▶ _WHAT YOU NEED TO DO_
Please copy the lines below word for word, leaving out the pictures.

**** STORED DATA

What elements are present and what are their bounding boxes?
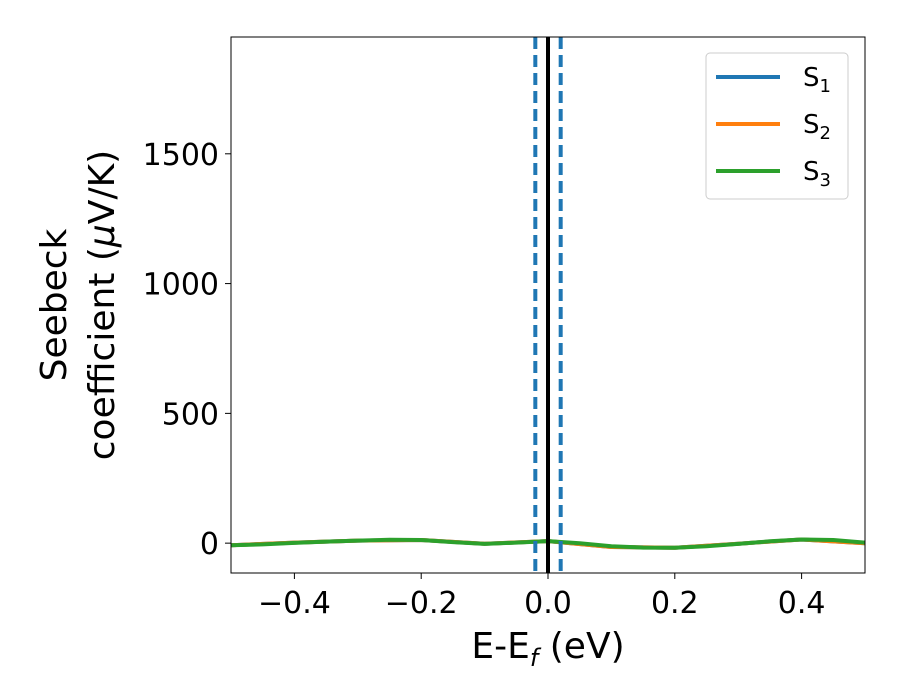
x-tick-label: 0.2: [651, 586, 699, 621]
y-axis-label-line2: coefficient (μV/K): [82, 150, 123, 460]
x-tick-label: 0.4: [778, 586, 826, 621]
y-tick-label: 0: [200, 527, 219, 562]
x-tick-label: −0.4: [258, 586, 331, 621]
y-tick-label: 1500: [143, 138, 219, 173]
y-tick-label: 500: [162, 397, 219, 432]
legend-label-s1: S1: [803, 63, 831, 97]
y-axis-label-line1: Seebeck: [34, 228, 75, 381]
legend: S1 S2 S3: [705, 52, 849, 200]
y-tick-label: 1000: [143, 268, 219, 303]
x-tick-label: −0.2: [385, 586, 458, 621]
x-axis-label: E-Ef (eV): [471, 626, 624, 672]
legend-label-s2: S2: [803, 110, 831, 144]
legend-label-s3: S3: [803, 157, 831, 191]
x-tick-label: 0.0: [524, 586, 572, 621]
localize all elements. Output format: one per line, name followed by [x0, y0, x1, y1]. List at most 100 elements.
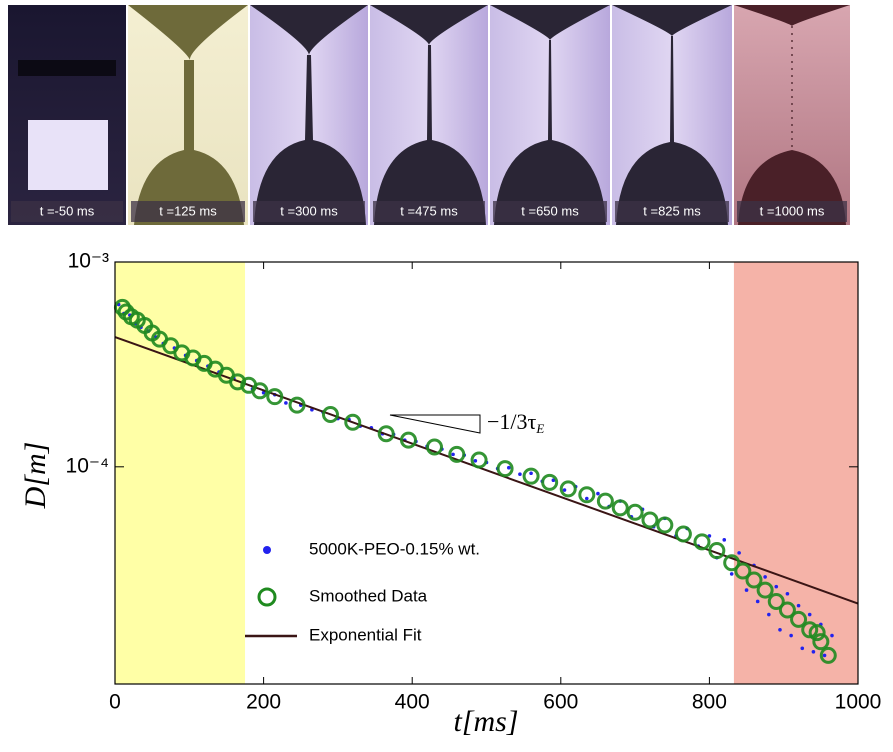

********

▶ _SOLUTION TO THIS TASK_
What elements are present and what are their bounding boxes?
x-tick-label: 0.2: [651, 586, 699, 621]
y-axis-label-line2: coefficient (μV/K): [82, 150, 123, 460]
x-tick-label: 0.4: [778, 586, 826, 621]
y-tick-label: 0: [200, 527, 219, 562]
x-tick-label: −0.4: [258, 586, 331, 621]
y-tick-label: 1500: [143, 138, 219, 173]
y-tick-label: 500: [162, 397, 219, 432]
legend-label-s1: S1: [803, 63, 831, 97]
y-axis-label-line1: Seebeck: [34, 228, 75, 381]
legend: S1 S2 S3: [705, 52, 849, 200]
y-tick-label: 1000: [143, 268, 219, 303]
x-tick-label: −0.2: [385, 586, 458, 621]
x-axis-label: E-Ef (eV): [471, 626, 624, 672]
legend-label-s2: S2: [803, 110, 831, 144]
legend-label-s3: S3: [803, 157, 831, 191]
x-tick-label: 0.0: [524, 586, 572, 621]
localize all elements. Output format: one per line, name followed by [x0, y0, x1, y1]. List at most 100 elements.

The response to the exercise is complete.